WORK INSTRUCTIONS:
Show each line that has the string "Commonwealth" in it.

RECORDS SUPPLIED:
— start —

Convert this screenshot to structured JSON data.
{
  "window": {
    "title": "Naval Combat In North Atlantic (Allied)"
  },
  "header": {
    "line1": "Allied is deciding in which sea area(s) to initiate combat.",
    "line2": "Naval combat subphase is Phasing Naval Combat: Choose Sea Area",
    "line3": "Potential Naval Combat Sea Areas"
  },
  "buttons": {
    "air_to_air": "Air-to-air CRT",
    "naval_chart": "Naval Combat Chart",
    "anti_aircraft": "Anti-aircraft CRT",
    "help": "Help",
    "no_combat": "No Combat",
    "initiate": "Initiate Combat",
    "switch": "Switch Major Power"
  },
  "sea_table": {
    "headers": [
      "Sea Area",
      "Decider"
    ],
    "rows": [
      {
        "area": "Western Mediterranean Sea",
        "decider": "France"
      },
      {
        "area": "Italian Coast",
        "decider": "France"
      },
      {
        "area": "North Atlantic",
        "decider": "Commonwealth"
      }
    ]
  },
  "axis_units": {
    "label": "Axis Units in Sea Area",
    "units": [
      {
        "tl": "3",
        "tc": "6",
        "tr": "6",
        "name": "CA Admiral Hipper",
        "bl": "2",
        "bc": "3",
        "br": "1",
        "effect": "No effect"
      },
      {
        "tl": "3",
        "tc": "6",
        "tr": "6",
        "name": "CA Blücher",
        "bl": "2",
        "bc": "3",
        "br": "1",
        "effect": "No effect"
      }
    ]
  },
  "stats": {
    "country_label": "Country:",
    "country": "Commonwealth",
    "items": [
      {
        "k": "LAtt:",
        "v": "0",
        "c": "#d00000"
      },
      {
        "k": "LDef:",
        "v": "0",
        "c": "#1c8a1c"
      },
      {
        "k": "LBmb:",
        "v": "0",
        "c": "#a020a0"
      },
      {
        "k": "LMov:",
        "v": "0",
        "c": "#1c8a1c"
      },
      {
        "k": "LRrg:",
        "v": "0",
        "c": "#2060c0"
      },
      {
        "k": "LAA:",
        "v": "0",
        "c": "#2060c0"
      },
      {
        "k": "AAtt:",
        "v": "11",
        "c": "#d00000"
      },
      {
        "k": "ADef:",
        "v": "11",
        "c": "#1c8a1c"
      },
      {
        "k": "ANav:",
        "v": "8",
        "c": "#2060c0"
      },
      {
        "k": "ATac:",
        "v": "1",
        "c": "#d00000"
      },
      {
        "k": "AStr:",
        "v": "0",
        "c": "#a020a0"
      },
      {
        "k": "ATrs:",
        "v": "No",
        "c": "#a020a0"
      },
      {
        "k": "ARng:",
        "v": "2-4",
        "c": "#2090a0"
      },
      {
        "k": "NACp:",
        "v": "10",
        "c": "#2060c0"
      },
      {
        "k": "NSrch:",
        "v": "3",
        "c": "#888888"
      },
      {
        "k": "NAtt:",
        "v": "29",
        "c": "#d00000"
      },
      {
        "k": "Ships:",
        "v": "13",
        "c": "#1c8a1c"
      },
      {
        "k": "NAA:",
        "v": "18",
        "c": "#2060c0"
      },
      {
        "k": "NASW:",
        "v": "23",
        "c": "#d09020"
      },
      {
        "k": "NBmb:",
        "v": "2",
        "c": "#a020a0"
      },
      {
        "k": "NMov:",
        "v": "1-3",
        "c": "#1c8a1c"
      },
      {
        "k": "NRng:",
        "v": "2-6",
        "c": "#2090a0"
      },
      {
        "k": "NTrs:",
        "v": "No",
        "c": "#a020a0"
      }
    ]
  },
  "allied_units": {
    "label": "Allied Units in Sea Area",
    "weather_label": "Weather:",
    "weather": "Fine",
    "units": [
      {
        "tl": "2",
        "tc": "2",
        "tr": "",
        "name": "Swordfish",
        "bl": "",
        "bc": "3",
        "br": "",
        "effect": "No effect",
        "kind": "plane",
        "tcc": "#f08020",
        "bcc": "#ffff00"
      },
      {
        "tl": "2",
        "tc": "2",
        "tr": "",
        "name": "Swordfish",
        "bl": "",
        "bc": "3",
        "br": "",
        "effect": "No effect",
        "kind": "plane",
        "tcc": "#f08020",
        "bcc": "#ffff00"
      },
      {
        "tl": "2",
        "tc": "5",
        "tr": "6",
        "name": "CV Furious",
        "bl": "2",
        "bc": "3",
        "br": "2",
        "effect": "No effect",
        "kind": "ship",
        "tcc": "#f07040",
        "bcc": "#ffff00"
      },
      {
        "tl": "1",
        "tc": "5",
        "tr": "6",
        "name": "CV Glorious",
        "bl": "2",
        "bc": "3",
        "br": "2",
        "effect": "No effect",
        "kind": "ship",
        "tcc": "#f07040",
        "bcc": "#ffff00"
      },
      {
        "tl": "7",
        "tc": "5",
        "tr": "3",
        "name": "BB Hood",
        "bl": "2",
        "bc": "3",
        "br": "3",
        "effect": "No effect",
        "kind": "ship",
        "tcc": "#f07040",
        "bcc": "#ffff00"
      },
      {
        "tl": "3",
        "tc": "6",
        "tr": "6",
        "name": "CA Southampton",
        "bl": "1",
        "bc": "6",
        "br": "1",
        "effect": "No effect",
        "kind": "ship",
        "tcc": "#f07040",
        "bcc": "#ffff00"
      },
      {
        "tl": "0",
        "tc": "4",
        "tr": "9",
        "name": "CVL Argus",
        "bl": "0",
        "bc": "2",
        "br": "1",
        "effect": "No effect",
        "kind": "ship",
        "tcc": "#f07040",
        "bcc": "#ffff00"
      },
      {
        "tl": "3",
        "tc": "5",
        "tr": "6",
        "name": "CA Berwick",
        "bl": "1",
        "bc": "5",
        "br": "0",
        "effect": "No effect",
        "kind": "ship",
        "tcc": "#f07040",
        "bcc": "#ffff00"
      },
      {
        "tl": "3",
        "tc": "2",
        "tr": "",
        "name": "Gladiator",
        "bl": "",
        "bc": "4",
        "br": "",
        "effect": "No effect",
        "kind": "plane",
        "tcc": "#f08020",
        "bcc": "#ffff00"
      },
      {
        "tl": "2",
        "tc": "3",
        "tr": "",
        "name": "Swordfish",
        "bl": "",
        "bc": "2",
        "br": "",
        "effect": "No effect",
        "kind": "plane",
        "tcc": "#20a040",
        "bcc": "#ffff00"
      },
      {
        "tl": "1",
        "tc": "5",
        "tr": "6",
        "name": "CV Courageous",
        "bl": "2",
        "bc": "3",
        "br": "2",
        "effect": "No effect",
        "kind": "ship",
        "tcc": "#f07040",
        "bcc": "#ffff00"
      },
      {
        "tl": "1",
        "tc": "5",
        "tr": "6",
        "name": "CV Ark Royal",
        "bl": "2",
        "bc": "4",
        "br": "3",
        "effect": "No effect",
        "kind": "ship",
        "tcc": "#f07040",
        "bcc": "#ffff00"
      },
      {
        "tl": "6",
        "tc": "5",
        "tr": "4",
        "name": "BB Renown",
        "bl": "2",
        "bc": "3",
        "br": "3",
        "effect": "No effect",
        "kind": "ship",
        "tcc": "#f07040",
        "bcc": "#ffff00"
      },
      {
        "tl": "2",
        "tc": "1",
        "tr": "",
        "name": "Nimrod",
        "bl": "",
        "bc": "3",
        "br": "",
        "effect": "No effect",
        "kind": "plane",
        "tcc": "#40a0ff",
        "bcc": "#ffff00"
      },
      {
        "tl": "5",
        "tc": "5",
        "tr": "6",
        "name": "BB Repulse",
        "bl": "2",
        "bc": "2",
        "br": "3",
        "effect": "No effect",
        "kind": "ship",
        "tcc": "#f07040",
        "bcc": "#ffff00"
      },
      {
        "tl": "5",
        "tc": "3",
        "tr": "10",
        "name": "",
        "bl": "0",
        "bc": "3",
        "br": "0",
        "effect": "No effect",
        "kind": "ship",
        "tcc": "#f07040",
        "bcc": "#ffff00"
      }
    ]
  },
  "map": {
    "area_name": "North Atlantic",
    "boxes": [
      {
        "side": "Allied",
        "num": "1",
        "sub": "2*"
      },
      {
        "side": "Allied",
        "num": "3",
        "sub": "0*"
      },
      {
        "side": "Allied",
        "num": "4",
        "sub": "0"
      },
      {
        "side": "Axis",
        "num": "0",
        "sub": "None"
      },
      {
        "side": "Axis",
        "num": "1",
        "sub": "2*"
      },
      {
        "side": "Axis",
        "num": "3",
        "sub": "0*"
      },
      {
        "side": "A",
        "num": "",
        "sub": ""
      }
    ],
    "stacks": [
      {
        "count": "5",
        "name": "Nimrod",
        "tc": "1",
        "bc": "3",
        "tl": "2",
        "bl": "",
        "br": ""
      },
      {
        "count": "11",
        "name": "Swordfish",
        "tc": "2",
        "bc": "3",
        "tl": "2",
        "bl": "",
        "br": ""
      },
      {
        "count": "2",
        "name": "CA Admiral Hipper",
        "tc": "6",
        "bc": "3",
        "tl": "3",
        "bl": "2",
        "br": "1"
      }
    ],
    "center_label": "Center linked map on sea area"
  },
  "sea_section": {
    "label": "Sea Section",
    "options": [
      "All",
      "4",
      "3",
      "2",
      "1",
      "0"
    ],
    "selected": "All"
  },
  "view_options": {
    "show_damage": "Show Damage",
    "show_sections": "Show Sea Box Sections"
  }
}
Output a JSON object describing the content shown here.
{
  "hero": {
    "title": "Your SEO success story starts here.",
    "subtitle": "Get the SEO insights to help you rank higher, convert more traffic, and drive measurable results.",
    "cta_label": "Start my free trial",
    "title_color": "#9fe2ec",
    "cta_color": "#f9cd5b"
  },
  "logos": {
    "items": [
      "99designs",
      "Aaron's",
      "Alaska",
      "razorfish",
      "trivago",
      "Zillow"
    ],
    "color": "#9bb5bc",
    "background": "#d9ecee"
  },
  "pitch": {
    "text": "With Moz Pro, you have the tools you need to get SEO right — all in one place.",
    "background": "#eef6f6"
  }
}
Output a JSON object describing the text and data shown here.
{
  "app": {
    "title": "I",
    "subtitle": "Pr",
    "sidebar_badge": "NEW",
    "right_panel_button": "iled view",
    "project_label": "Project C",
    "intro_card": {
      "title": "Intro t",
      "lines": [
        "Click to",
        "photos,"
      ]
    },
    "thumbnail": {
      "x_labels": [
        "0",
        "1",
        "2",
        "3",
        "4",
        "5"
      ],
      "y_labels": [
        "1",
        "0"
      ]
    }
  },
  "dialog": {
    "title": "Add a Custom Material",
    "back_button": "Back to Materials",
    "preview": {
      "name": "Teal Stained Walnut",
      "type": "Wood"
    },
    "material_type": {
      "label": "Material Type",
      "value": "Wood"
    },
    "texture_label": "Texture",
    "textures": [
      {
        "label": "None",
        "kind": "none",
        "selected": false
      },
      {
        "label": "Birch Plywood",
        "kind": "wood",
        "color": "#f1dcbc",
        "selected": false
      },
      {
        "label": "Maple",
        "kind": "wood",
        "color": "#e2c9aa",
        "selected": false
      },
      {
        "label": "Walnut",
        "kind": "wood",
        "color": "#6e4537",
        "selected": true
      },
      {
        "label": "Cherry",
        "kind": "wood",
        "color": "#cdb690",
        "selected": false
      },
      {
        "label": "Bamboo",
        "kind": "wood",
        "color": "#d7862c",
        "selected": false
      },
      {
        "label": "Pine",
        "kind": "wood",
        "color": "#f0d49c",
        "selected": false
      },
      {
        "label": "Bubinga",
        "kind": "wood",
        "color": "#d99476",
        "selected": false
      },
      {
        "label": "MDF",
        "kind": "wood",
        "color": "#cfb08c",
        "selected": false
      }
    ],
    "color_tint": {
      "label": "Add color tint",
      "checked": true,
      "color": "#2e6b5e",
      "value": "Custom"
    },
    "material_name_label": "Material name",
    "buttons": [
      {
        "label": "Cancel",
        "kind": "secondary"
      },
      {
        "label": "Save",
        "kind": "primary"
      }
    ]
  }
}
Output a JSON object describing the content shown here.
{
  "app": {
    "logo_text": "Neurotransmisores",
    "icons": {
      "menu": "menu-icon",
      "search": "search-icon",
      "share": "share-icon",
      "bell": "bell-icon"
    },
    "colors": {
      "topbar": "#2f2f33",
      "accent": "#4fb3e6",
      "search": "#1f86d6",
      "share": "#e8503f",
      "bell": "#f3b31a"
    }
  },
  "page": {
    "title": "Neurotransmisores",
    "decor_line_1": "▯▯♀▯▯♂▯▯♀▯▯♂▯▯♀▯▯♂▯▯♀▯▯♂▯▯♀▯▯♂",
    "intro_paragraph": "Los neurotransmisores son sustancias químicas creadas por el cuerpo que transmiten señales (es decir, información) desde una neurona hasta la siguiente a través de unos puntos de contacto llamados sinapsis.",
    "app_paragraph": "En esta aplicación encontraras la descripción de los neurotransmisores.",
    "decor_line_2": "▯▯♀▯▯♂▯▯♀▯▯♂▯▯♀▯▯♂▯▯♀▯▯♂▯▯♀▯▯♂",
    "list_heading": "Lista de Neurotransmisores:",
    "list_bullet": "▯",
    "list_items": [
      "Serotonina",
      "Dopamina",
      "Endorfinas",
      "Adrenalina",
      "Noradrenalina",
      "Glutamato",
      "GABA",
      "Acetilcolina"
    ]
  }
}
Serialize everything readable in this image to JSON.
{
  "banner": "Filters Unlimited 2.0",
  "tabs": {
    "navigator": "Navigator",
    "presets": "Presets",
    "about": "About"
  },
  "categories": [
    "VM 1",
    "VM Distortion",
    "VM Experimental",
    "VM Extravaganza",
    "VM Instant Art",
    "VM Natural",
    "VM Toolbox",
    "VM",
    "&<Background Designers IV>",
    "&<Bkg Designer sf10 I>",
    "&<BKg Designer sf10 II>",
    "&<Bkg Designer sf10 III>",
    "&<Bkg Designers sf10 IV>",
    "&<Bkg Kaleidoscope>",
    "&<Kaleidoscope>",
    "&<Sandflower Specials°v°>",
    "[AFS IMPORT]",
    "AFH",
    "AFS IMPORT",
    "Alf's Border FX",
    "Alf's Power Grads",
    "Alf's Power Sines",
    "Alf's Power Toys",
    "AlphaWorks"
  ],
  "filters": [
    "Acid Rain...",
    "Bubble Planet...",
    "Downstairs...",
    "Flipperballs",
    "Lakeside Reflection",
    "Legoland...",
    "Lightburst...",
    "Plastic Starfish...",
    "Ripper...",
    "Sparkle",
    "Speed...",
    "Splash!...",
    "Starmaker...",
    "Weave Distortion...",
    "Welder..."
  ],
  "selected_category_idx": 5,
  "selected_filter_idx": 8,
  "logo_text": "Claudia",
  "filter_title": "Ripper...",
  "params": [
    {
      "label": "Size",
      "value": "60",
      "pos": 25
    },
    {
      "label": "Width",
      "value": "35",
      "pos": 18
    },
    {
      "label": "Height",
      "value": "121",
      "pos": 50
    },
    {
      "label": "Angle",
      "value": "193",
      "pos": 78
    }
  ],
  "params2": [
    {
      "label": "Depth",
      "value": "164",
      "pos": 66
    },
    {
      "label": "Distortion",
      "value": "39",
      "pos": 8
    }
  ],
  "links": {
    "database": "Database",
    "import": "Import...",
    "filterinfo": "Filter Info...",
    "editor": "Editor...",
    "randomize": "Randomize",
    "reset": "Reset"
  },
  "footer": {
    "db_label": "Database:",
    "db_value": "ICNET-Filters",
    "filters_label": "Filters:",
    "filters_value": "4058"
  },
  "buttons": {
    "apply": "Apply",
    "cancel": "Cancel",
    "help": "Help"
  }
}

— end —

REPLY:
        "decider": "Commonwealth"
    "country": "Commonwealth",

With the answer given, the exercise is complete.